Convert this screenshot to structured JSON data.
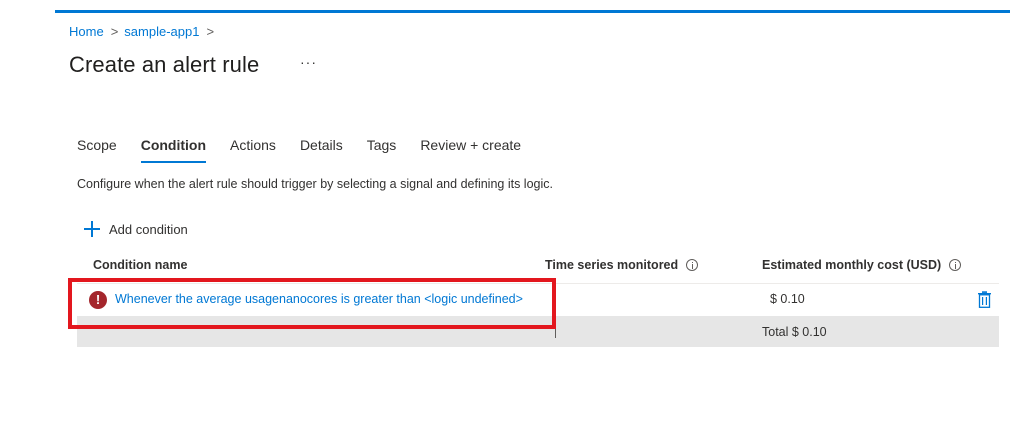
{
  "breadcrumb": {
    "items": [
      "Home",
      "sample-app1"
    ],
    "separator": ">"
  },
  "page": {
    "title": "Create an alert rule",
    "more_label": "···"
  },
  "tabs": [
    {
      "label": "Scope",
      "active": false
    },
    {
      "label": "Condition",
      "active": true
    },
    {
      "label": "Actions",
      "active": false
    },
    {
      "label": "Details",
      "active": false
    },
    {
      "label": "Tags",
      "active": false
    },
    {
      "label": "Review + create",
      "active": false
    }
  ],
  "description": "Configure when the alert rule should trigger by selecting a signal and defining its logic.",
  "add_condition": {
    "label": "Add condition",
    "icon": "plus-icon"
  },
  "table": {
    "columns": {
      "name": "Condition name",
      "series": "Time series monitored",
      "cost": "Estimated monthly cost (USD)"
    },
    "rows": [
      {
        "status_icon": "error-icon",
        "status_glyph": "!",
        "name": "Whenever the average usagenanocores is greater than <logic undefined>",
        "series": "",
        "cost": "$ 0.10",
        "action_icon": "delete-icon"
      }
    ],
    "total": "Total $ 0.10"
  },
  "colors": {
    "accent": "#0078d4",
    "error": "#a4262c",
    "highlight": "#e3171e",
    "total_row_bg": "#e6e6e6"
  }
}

### PROBLEM REQUIREMENTS
Your copy should match the entries exactly, minus the pictures.

### FINISHED ANSWER
Convert this screenshot to structured JSON data.
{
  "breadcrumb": {
    "items": [
      "Home",
      "sample-app1"
    ],
    "separator": ">"
  },
  "page": {
    "title": "Create an alert rule",
    "more_label": "···"
  },
  "tabs": [
    {
      "label": "Scope",
      "active": false
    },
    {
      "label": "Condition",
      "active": true
    },
    {
      "label": "Actions",
      "active": false
    },
    {
      "label": "Details",
      "active": false
    },
    {
      "label": "Tags",
      "active": false
    },
    {
      "label": "Review + create",
      "active": false
    }
  ],
  "description": "Configure when the alert rule should trigger by selecting a signal and defining its logic.",
  "add_condition": {
    "label": "Add condition",
    "icon": "plus-icon"
  },
  "table": {
    "columns": {
      "name": "Condition name",
      "series": "Time series monitored",
      "cost": "Estimated monthly cost (USD)"
    },
    "rows": [
      {
        "status_icon": "error-icon",
        "status_glyph": "!",
        "name": "Whenever the average usagenanocores is greater than <logic undefined>",
        "series": "",
        "cost": "$ 0.10",
        "action_icon": "delete-icon"
      }
    ],
    "total": "Total $ 0.10"
  },
  "colors": {
    "accent": "#0078d4",
    "error": "#a4262c",
    "highlight": "#e3171e",
    "total_row_bg": "#e6e6e6"
  }
}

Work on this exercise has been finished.